»»

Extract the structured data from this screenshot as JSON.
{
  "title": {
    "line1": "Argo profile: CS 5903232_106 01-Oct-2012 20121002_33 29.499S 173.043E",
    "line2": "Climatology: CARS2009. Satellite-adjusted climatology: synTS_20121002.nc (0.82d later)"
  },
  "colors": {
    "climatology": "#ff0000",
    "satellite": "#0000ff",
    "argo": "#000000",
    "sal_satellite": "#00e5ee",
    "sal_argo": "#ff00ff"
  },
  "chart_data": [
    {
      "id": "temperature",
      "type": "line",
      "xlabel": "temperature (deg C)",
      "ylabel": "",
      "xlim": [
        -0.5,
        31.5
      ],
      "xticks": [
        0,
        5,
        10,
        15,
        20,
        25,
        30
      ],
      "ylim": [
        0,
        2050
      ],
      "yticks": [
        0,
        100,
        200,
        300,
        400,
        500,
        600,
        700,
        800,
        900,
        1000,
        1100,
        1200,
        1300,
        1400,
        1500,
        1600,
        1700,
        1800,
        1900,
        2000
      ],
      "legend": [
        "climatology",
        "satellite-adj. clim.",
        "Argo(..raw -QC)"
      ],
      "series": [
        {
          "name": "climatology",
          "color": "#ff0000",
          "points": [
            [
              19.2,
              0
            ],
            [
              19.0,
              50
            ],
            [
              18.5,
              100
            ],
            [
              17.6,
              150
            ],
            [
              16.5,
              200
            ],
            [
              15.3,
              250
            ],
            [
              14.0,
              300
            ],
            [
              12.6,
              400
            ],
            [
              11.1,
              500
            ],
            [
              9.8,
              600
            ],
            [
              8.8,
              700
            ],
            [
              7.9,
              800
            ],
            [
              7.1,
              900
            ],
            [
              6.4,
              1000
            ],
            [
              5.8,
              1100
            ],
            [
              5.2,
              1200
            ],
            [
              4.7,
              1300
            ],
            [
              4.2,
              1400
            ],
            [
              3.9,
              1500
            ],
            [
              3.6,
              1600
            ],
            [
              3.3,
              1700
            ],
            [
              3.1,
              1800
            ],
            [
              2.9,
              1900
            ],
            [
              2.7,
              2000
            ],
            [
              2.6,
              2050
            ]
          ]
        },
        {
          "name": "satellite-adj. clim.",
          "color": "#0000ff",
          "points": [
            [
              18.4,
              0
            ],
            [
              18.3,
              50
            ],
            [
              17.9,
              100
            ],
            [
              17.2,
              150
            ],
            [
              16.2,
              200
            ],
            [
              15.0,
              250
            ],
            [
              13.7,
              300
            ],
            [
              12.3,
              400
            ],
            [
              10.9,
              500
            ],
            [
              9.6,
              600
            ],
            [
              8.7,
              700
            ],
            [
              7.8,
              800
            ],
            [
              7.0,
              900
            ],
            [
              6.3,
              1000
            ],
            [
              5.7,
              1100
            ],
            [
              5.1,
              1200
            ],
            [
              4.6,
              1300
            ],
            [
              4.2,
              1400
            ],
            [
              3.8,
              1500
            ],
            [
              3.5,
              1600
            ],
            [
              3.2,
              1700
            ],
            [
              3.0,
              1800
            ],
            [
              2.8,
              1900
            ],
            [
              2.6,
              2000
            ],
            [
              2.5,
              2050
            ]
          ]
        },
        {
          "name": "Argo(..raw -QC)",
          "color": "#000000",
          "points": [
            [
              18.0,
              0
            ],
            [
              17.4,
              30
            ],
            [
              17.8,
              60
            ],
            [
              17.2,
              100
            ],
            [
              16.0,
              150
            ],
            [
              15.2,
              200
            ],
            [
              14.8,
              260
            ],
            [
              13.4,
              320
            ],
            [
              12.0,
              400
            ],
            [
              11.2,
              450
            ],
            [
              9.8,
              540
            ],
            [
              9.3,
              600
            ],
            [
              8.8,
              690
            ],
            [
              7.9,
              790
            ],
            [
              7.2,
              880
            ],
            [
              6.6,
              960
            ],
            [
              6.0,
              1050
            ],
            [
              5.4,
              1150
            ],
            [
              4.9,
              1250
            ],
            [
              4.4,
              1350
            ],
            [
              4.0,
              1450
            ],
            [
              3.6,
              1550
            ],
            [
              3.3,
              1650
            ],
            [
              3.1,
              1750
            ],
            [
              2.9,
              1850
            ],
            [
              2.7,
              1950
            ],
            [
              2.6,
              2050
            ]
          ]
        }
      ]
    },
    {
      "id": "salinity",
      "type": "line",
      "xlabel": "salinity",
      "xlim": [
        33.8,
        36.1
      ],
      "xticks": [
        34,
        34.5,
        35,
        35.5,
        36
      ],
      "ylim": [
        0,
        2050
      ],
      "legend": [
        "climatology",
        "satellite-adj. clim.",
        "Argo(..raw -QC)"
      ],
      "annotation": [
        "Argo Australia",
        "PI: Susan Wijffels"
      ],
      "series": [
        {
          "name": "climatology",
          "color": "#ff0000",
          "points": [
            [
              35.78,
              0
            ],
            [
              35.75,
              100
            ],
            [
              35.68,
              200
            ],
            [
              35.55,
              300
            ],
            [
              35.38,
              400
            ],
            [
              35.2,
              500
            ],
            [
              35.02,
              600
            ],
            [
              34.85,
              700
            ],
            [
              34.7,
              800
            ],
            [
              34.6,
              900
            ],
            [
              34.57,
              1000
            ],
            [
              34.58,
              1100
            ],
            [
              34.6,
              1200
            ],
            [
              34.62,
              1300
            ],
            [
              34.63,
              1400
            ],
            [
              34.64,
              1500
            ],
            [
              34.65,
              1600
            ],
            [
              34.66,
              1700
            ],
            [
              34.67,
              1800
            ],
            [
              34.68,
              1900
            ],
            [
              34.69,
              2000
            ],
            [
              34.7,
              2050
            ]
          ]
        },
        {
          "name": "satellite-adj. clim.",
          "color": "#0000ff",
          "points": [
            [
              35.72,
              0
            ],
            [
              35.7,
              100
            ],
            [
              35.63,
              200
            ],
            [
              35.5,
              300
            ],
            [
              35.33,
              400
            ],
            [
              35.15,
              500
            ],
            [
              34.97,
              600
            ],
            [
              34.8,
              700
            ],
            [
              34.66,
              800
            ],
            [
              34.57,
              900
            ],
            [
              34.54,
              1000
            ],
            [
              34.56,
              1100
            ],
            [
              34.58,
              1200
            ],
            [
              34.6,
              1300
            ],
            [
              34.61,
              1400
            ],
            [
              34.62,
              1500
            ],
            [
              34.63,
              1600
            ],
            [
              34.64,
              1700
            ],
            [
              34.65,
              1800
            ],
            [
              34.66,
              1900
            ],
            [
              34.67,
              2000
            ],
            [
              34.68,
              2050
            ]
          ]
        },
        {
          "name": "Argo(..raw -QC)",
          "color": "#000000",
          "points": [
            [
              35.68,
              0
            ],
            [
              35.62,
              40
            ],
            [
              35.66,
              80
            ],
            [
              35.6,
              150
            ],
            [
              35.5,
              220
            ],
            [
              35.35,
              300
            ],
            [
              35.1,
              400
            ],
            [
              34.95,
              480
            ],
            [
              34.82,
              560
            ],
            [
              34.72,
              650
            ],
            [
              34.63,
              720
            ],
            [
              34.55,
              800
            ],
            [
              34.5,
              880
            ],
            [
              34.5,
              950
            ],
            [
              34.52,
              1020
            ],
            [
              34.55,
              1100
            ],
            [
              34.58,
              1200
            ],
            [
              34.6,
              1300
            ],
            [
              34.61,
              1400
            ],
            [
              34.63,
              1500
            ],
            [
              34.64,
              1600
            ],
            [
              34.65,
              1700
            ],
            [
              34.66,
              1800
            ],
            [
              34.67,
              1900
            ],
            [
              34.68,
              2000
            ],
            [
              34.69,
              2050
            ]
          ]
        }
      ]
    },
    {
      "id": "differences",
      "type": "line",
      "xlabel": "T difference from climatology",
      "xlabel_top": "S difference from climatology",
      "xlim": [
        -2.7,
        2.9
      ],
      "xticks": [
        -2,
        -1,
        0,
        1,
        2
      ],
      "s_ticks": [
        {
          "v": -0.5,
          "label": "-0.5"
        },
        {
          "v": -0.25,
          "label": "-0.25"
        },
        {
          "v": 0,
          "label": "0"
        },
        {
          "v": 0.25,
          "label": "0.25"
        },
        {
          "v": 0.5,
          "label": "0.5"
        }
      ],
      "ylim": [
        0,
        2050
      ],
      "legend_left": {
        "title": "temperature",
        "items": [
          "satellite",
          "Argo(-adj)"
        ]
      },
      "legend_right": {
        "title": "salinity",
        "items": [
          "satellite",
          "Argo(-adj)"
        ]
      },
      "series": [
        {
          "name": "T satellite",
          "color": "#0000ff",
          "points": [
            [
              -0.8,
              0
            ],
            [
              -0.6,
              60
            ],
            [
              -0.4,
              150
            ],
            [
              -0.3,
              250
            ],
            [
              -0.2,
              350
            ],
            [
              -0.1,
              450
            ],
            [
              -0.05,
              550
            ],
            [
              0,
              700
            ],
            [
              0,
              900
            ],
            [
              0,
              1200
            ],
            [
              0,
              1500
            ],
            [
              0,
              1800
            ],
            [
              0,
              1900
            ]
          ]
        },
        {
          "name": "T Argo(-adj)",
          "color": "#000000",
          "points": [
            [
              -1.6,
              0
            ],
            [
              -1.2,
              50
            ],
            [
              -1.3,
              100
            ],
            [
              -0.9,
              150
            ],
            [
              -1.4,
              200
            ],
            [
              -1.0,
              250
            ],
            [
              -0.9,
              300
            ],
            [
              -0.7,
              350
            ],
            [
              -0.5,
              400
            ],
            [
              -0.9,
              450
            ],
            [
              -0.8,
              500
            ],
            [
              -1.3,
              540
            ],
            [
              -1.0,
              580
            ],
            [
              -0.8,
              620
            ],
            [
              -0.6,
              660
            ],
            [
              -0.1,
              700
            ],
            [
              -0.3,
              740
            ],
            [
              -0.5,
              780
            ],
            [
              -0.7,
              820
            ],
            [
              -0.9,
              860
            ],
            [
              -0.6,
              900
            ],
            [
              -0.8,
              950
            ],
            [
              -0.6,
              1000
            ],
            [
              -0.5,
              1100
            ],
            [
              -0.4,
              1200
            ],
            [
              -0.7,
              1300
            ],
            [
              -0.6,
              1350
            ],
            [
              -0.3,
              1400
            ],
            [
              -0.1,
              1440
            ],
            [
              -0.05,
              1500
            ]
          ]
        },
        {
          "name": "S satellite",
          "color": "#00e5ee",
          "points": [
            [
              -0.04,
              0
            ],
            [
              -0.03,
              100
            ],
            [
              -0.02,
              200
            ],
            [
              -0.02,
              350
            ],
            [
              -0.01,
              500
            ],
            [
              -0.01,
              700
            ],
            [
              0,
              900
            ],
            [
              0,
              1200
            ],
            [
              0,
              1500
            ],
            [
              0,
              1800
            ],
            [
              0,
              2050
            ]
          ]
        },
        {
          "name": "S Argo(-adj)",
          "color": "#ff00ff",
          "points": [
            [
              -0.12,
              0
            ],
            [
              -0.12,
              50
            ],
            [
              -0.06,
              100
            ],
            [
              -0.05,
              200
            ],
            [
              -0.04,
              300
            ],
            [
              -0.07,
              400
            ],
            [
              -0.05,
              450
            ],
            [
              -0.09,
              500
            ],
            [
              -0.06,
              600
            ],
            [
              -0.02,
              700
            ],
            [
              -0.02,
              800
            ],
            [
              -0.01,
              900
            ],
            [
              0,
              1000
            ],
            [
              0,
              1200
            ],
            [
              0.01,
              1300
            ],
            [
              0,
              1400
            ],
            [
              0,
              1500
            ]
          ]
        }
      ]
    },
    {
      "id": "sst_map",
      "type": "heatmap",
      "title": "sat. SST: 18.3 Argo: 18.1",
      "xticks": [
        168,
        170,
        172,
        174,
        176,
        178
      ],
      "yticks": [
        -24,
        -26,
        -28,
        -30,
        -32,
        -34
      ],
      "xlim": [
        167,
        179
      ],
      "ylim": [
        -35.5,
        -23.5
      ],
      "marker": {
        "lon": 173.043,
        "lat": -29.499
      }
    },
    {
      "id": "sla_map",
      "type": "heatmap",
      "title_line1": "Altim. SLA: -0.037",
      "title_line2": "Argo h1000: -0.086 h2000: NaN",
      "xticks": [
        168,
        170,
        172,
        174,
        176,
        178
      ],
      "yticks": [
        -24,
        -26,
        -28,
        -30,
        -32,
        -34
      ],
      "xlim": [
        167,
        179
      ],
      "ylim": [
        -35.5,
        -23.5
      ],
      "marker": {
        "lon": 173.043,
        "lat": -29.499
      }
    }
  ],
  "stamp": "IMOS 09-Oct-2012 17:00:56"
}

««

# Requirement:
Tally the lines in the records above that contain the word "from", and give only that number.

# The answer:
3